TAREAS:
1. Según el texto sobre la exposición "Las etapas de la vida", ¿qué dijo la autora que había querido pintar?
2. Prosigue el texto sobre la exposición "Las etapas de la vida" a partir de su última frase.

TEXTO PARA LEER:
Hace unos días descolgábamos del salón de actos del Hospital Virgen de las Nieves la exposición “Las etapas de la vida” de Ana López Jiménez. He tenido la enorme fortuna de acariciar sus cuadros, de rozar sus aristas, de oler a pintura, de mimar, con el silencio al que invitan, las pinceladas de la artista. Hay días en los que la suerte se finge viva.
En el espacio que habitaban los cuadros, quedan ojos, mariposas, peces, relojes, hilos apenas perceptibles que dan cuenta del generoso concepto de la autora, de su propia filosofía: “He querido pintar la brevedad del tiempo”. Son imágenes persistentes que se decoloran, se multiplican hasta crear un lenguaje con el observador, al que no le hará falta mucho conocimiento para darse cuenta de la belleza de cada obra, de que, detrás de los trazos, hay un estilo propio, poderoso, un alma que transmite color, sensibilidad, pasión; en suma: poesía.

LISTADO PROPORCIONADO:
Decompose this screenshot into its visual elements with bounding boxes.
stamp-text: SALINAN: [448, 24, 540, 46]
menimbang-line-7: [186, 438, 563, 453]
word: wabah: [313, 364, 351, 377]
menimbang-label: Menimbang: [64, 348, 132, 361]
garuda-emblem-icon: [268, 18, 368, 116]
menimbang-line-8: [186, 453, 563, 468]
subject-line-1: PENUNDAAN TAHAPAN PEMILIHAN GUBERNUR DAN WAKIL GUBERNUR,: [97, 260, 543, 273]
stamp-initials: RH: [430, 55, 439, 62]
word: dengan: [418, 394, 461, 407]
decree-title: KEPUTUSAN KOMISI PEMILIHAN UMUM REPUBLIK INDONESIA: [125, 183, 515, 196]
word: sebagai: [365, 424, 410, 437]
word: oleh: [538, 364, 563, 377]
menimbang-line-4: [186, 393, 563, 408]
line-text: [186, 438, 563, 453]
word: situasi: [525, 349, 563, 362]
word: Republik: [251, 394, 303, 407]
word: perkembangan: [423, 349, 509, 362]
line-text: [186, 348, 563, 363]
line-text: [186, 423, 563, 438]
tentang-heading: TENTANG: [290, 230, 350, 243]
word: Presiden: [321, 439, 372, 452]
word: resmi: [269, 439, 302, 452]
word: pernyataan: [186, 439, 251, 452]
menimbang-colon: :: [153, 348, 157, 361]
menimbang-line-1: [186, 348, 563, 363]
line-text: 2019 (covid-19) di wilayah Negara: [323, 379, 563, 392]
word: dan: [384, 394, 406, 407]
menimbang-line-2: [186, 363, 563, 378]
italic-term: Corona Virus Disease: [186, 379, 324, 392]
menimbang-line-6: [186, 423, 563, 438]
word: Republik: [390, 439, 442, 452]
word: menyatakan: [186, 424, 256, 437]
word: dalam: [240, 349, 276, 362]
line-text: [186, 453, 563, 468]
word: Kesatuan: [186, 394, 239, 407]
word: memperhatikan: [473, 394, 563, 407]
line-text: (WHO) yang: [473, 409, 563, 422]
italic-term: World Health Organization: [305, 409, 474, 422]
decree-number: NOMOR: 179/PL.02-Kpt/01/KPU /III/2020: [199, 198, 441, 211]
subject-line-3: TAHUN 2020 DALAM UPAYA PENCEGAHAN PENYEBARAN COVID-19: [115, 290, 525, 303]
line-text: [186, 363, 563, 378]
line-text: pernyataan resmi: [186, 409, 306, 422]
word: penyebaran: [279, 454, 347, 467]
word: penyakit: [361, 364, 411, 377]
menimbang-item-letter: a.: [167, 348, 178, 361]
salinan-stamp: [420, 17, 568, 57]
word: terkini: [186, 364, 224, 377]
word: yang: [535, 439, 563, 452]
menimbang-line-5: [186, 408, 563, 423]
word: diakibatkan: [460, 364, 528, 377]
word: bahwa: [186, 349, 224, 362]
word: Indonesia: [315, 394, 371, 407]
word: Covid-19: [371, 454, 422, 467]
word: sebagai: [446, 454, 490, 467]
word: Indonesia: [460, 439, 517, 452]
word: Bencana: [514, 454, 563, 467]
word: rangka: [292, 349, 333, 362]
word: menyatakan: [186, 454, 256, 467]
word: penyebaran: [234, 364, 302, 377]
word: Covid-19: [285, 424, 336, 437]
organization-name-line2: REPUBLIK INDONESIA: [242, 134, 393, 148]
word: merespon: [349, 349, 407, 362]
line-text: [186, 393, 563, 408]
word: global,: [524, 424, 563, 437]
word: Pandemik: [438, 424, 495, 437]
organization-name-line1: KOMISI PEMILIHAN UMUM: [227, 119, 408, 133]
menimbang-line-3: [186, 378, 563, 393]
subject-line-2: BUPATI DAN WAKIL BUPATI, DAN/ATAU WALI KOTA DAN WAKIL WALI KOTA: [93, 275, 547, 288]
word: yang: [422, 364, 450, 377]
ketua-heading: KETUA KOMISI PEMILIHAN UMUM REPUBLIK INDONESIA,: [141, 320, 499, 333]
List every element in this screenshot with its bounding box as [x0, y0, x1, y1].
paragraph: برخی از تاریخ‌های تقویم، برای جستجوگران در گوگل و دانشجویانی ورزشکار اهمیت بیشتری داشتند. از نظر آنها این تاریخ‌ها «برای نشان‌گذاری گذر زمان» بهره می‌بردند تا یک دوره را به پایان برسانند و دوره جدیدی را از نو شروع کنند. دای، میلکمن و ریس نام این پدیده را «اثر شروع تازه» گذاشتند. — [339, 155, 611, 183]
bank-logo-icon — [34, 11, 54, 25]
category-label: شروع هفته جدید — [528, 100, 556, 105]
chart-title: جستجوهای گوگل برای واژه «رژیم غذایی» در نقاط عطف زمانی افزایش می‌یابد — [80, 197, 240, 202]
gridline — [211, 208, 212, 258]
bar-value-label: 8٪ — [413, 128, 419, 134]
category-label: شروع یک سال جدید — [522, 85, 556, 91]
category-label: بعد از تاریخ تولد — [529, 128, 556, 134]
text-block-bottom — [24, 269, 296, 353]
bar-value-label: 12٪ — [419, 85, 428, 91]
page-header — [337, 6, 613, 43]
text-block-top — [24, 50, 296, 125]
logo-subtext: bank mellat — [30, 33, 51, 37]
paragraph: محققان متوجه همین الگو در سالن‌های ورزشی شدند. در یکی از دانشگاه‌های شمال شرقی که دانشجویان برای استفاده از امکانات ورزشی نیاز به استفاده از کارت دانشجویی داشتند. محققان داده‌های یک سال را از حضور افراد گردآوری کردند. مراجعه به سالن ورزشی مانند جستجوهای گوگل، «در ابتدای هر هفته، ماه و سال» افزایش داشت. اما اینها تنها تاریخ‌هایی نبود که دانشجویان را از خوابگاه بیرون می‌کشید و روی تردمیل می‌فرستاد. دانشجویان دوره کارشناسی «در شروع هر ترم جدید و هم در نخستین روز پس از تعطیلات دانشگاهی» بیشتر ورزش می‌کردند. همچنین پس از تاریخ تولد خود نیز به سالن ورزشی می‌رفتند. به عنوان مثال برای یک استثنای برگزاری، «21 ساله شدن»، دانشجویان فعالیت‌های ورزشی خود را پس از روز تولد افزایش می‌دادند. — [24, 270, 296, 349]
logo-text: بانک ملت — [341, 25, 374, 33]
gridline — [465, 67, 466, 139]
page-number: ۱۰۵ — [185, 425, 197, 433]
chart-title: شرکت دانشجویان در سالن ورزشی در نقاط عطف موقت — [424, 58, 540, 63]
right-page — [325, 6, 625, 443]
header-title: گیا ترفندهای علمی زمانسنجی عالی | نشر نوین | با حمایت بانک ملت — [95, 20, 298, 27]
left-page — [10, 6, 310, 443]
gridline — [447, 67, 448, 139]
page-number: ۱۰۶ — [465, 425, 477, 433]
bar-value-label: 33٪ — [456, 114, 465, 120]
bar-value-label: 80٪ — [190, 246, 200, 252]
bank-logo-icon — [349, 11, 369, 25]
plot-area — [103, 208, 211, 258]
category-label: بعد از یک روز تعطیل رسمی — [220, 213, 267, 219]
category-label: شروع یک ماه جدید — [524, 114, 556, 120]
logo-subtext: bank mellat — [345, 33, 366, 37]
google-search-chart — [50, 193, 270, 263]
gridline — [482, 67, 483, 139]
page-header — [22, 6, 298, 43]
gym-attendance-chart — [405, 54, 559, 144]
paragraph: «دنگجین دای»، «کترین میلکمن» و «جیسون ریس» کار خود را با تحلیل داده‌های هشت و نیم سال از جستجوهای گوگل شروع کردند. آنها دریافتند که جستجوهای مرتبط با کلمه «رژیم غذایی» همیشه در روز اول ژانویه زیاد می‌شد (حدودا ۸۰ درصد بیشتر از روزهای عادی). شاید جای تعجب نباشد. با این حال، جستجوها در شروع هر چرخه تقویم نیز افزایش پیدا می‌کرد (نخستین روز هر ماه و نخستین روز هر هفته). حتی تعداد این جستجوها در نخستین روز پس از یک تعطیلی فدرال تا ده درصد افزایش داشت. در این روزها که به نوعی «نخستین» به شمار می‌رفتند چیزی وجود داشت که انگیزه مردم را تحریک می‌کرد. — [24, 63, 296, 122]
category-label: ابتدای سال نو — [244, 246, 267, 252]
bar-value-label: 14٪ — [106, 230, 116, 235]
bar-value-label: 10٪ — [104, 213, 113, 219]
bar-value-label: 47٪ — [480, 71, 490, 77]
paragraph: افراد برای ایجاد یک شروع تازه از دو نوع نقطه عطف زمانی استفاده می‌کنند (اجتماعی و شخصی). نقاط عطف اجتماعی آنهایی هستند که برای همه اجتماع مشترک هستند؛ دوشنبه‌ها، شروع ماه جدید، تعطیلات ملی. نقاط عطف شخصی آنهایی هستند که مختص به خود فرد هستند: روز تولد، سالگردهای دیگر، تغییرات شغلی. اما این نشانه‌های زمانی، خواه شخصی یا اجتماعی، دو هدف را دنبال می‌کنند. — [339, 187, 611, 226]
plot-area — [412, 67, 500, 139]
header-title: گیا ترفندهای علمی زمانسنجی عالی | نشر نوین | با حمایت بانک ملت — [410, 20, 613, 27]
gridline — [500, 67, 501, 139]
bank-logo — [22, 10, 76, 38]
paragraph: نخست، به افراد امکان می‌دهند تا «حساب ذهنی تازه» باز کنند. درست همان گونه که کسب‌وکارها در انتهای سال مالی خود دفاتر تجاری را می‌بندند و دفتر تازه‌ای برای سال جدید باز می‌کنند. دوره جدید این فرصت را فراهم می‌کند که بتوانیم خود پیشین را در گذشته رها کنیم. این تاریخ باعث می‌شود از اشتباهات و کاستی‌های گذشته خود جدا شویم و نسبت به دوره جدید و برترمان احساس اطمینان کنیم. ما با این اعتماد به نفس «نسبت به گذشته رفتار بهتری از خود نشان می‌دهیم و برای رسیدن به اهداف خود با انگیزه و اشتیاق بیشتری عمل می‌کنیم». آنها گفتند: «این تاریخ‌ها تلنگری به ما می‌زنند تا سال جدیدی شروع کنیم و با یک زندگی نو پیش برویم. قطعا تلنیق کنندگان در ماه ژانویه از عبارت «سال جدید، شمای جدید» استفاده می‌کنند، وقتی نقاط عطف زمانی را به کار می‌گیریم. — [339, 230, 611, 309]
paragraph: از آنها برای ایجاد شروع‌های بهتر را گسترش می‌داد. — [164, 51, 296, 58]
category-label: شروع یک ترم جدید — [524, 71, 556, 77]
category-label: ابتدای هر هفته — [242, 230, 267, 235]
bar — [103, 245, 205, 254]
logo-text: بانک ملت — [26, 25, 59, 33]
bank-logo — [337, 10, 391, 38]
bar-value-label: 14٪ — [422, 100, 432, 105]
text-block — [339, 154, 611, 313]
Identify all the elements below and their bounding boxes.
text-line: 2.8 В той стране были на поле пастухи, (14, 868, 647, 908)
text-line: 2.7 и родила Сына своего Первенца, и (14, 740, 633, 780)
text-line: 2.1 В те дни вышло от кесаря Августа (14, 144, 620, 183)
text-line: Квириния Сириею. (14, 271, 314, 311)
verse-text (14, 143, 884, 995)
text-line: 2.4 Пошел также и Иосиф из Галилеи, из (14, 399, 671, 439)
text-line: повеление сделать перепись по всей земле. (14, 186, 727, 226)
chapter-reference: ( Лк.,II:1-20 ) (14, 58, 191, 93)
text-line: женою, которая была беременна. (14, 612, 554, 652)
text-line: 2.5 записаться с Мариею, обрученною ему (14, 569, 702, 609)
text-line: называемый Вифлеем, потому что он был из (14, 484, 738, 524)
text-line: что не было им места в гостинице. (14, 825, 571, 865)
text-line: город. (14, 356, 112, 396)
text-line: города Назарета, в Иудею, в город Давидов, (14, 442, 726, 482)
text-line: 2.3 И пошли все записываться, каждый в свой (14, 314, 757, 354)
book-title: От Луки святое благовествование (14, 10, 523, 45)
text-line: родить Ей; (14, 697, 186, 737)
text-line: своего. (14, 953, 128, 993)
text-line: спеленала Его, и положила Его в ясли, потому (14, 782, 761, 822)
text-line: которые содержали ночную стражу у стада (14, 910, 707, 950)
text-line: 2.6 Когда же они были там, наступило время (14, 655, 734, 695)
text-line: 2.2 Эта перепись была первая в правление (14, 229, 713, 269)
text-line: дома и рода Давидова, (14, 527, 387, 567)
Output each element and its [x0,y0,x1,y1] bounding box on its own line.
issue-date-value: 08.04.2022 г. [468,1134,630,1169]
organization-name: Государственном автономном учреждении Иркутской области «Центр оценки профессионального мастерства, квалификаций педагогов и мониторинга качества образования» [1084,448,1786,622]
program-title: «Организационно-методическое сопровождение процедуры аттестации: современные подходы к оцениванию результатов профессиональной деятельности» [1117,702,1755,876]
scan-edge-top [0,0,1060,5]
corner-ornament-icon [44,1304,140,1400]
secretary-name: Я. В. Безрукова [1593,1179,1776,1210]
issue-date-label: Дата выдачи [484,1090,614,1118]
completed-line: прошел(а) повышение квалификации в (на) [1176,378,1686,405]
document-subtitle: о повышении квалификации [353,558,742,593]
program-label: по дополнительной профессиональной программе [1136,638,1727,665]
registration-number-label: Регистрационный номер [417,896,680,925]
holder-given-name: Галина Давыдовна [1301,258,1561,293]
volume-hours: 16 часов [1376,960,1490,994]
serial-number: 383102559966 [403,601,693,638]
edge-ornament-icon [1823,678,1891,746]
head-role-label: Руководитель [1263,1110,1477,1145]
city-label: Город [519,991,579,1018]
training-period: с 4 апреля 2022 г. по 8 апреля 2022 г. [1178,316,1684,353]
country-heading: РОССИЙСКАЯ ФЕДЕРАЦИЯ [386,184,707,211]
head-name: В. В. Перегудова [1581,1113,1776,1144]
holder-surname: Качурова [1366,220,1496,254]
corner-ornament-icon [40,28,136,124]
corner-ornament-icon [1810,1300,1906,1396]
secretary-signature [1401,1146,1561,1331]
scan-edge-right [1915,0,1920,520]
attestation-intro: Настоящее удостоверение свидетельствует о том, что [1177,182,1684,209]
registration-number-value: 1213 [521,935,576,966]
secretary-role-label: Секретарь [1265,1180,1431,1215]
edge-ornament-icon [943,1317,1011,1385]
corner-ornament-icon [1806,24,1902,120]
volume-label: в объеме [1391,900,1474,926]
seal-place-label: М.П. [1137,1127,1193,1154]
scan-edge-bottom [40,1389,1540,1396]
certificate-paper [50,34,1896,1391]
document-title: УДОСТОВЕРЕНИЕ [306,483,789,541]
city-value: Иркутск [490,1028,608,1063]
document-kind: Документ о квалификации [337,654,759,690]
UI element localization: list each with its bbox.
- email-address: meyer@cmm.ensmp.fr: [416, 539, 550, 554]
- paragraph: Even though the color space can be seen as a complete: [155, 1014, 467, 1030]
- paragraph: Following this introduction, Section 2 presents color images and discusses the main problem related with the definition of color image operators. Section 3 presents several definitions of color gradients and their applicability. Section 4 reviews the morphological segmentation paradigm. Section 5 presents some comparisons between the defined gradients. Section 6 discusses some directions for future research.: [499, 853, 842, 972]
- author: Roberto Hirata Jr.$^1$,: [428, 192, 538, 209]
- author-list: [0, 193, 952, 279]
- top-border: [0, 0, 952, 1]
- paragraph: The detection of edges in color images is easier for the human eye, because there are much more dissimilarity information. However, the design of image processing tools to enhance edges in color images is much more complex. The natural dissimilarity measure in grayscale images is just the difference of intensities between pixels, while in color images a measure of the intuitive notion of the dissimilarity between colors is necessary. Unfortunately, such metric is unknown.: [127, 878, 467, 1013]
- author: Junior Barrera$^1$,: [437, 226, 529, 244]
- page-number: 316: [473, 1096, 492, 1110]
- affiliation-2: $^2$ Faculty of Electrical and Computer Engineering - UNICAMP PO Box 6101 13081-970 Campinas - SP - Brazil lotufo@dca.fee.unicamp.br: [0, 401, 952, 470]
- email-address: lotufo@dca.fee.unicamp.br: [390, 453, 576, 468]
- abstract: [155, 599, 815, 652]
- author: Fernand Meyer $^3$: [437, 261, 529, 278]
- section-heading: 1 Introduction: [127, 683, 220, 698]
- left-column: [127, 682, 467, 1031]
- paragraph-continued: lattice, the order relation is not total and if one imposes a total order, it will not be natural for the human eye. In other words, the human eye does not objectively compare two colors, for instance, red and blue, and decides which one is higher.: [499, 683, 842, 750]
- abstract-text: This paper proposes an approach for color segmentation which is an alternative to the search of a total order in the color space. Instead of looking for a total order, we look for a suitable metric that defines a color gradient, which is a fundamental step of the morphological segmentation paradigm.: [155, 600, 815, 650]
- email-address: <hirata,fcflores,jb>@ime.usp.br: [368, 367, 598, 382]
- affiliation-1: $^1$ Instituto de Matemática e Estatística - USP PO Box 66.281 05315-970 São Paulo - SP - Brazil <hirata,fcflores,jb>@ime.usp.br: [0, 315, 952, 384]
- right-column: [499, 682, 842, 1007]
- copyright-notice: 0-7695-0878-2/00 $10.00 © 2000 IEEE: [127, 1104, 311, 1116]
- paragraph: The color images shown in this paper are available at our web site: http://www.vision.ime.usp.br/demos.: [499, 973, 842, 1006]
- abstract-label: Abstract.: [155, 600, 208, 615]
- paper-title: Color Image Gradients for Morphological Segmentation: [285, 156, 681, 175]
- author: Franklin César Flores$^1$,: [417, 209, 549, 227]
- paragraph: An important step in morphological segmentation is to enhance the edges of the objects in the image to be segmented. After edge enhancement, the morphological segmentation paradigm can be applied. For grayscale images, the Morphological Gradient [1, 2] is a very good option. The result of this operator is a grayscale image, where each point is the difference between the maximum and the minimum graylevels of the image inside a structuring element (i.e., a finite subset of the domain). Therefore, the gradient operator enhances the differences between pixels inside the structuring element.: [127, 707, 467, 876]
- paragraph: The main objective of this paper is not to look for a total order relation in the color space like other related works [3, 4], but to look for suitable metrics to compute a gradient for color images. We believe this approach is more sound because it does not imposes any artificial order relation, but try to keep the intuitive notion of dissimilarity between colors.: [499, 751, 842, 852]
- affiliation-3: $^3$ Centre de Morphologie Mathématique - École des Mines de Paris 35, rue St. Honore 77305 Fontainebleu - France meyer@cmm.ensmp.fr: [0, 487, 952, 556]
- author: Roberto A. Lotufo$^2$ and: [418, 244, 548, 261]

SOLUCIONES:
1. La brevedad del tiempo.

2.
Uno siente la tentación de buscar espacio para toda la colección, adentrarse en cada ojo, en cada brújula que marca el punto cardinal de uno mismo. Sus pinturas provocan nuevas miradas más allá de lo que ve la retina a simple vista; permiten pensar cosas que no se habían pensado todavía. Son imágenes que nos interrogan, suscitan quimeras reflexivas hasta llevarnos al centro de la luz; allí donde se irradian todas las demás preguntas; allí donde no es necesario morir para renacer, sino sólo dejarse llevar por los sentidos, por su universo de ideas donde, a pesar de los relojes, el tiempo queda diluido, disgregado, confundido con la clara luminosidad del conocimiento, aquella que transmuta al artista y le enseña a proyectar su saber para transformar de un modo poderoso el mundo en algo mejor.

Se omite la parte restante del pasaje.